++++ Raw records ++++

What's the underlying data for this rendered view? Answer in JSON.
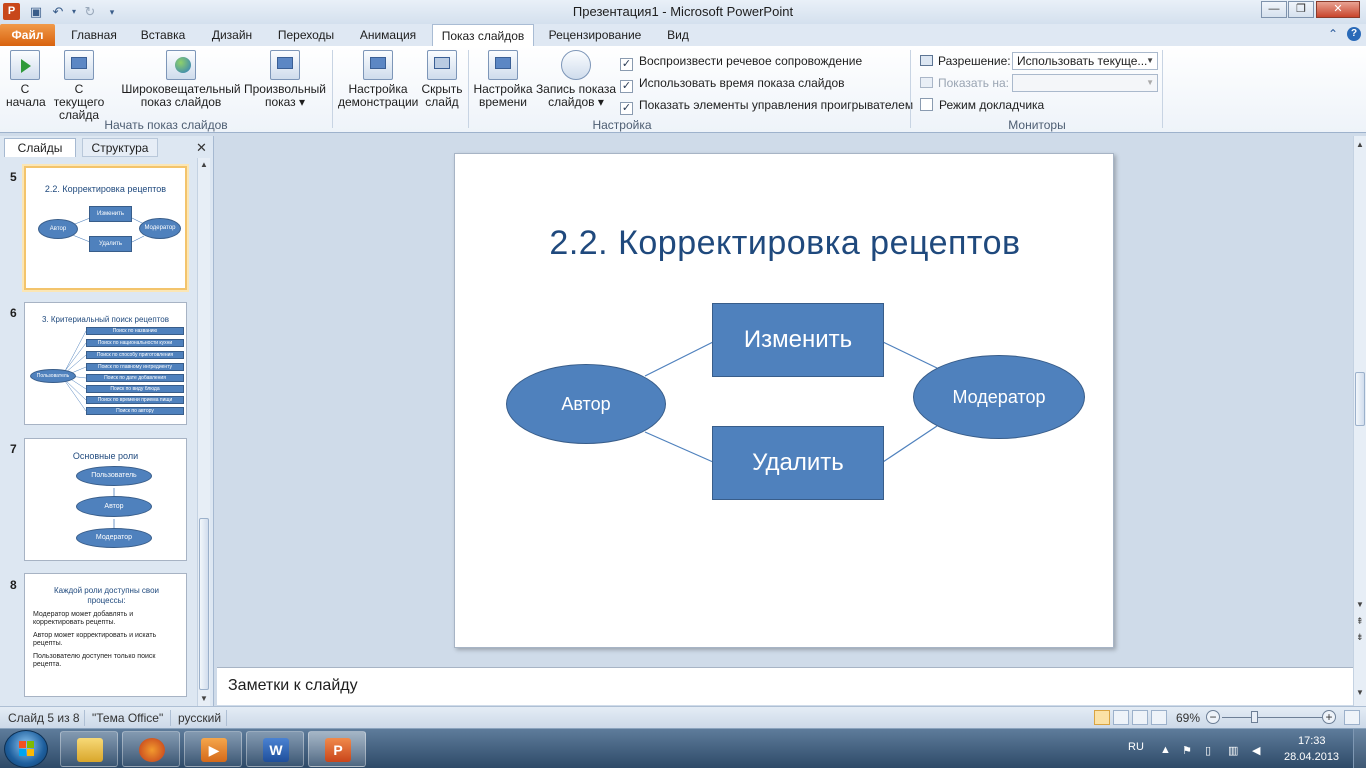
{
  "window": {
    "title": "Презентация1  -  Microsoft PowerPoint",
    "app_letter": "P",
    "minimize": "—",
    "maximize": "❐",
    "close": "✕"
  },
  "ribbon_tabs": [
    "Файл",
    "Главная",
    "Вставка",
    "Дизайн",
    "Переходы",
    "Анимация",
    "Показ слайдов",
    "Рецензирование",
    "Вид"
  ],
  "active_tab": "Показ слайдов",
  "ribbon": {
    "start_group": {
      "label": "Начать показ слайдов",
      "buttons": {
        "from_start": [
          "С",
          "начала"
        ],
        "from_current": [
          "С текущего",
          "слайда"
        ],
        "broadcast": [
          "Широковещательный",
          "показ слайдов"
        ],
        "custom": [
          "Произвольный",
          "показ ▾"
        ]
      }
    },
    "setup_group": {
      "label": "Настройка",
      "buttons": {
        "setup": [
          "Настройка",
          "демонстрации"
        ],
        "hide": [
          "Скрыть",
          "слайд"
        ],
        "timings": [
          "Настройка",
          "времени"
        ],
        "record": [
          "Запись показа",
          "слайдов ▾"
        ]
      },
      "checkboxes": [
        {
          "label": "Воспроизвести речевое сопровождение",
          "checked": true
        },
        {
          "label": "Использовать время показа слайдов",
          "checked": true
        },
        {
          "label": "Показать элементы управления проигрывателем",
          "checked": true
        }
      ]
    },
    "monitors_group": {
      "label": "Мониторы",
      "resolution_label": "Разрешение:",
      "resolution_value": "Использовать текуще...",
      "show_on_label": "Показать на:",
      "show_on_value": "",
      "presenter_view_label": "Режим докладчика",
      "presenter_view_checked": false
    }
  },
  "panel": {
    "tab_slides": "Слайды",
    "tab_outline": "Структура",
    "close": "✕",
    "thumbnails": [
      {
        "num": "5",
        "title": "2.2. Корректировка рецептов",
        "shapes": [
          "Автор",
          "Изменить",
          "Удалить",
          "Модератор"
        ]
      },
      {
        "num": "6",
        "title": "3. Критериальный поиск рецептов",
        "root": "Пользователь",
        "items": [
          "Поиск по названию",
          "Поиск по национальности кухни",
          "Поиск по способу приготовления",
          "Поиск по главному ингредиенту",
          "Поиск по дате добавления",
          "Поиск по виду блюда",
          "Поиск по времени приема пищи",
          "Поиск по автору"
        ]
      },
      {
        "num": "7",
        "title": "Основные роли",
        "shapes": [
          "Пользователь",
          "Автор",
          "Модератор"
        ]
      },
      {
        "num": "8",
        "title": "Каждой роли доступны свои процессы:",
        "lines": [
          "Модератор может добавлять и корректировать рецепты.",
          "Автор может корректировать и искать рецепты.",
          "Пользователю доступен только поиск рецепта."
        ]
      }
    ]
  },
  "slide": {
    "title": "2.2. Корректировка рецептов",
    "author": "Автор",
    "edit": "Изменить",
    "delete": "Удалить",
    "moderator": "Модератор"
  },
  "notes_placeholder": "Заметки к слайду",
  "status": {
    "slide_info": "Слайд 5 из 8",
    "theme": "\"Тема Office\"",
    "language": "русский",
    "zoom": "69%",
    "zoom_minus": "−",
    "zoom_plus": "+"
  },
  "taskbar": {
    "lang": "RU",
    "time": "17:33",
    "date": "28.04.2013",
    "word_letter": "W",
    "ppt_letter": "P"
  },
  "colors": {
    "shape_fill": "#4f81bd",
    "shape_border": "#385d8a",
    "title_color": "#1f497d",
    "file_tab": "#d8620e"
  }
}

++++

** Work required **
Give back each entry exactly as it appears, with no pictures.

** Task answer **
What's the underlying data for this rendered view? Answer in JSON.
{
  "window": {
    "title": "Презентация1  -  Microsoft PowerPoint",
    "app_letter": "P",
    "minimize": "—",
    "maximize": "❐",
    "close": "✕"
  },
  "ribbon_tabs": [
    "Файл",
    "Главная",
    "Вставка",
    "Дизайн",
    "Переходы",
    "Анимация",
    "Показ слайдов",
    "Рецензирование",
    "Вид"
  ],
  "active_tab": "Показ слайдов",
  "ribbon": {
    "start_group": {
      "label": "Начать показ слайдов",
      "buttons": {
        "from_start": [
          "С",
          "начала"
        ],
        "from_current": [
          "С текущего",
          "слайда"
        ],
        "broadcast": [
          "Широковещательный",
          "показ слайдов"
        ],
        "custom": [
          "Произвольный",
          "показ ▾"
        ]
      }
    },
    "setup_group": {
      "label": "Настройка",
      "buttons": {
        "setup": [
          "Настройка",
          "демонстрации"
        ],
        "hide": [
          "Скрыть",
          "слайд"
        ],
        "timings": [
          "Настройка",
          "времени"
        ],
        "record": [
          "Запись показа",
          "слайдов ▾"
        ]
      },
      "checkboxes": [
        {
          "label": "Воспроизвести речевое сопровождение",
          "checked": true
        },
        {
          "label": "Использовать время показа слайдов",
          "checked": true
        },
        {
          "label": "Показать элементы управления проигрывателем",
          "checked": true
        }
      ]
    },
    "monitors_group": {
      "label": "Мониторы",
      "resolution_label": "Разрешение:",
      "resolution_value": "Использовать текуще...",
      "show_on_label": "Показать на:",
      "show_on_value": "",
      "presenter_view_label": "Режим докладчика",
      "presenter_view_checked": false
    }
  },
  "panel": {
    "tab_slides": "Слайды",
    "tab_outline": "Структура",
    "close": "✕",
    "thumbnails": [
      {
        "num": "5",
        "title": "2.2. Корректировка рецептов",
        "shapes": [
          "Автор",
          "Изменить",
          "Удалить",
          "Модератор"
        ]
      },
      {
        "num": "6",
        "title": "3. Критериальный поиск рецептов",
        "root": "Пользователь",
        "items": [
          "Поиск по названию",
          "Поиск по национальности кухни",
          "Поиск по способу приготовления",
          "Поиск по главному ингредиенту",
          "Поиск по дате добавления",
          "Поиск по виду блюда",
          "Поиск по времени приема пищи",
          "Поиск по автору"
        ]
      },
      {
        "num": "7",
        "title": "Основные роли",
        "shapes": [
          "Пользователь",
          "Автор",
          "Модератор"
        ]
      },
      {
        "num": "8",
        "title": "Каждой роли доступны свои процессы:",
        "lines": [
          "Модератор может добавлять и корректировать рецепты.",
          "Автор может корректировать и искать рецепты.",
          "Пользователю доступен только поиск рецепта."
        ]
      }
    ]
  },
  "slide": {
    "title": "2.2. Корректировка рецептов",
    "author": "Автор",
    "edit": "Изменить",
    "delete": "Удалить",
    "moderator": "Модератор"
  },
  "notes_placeholder": "Заметки к слайду",
  "status": {
    "slide_info": "Слайд 5 из 8",
    "theme": "\"Тема Office\"",
    "language": "русский",
    "zoom": "69%",
    "zoom_minus": "−",
    "zoom_plus": "+"
  },
  "taskbar": {
    "lang": "RU",
    "time": "17:33",
    "date": "28.04.2013",
    "word_letter": "W",
    "ppt_letter": "P"
  },
  "colors": {
    "shape_fill": "#4f81bd",
    "shape_border": "#385d8a",
    "title_color": "#1f497d",
    "file_tab": "#d8620e"
  }
}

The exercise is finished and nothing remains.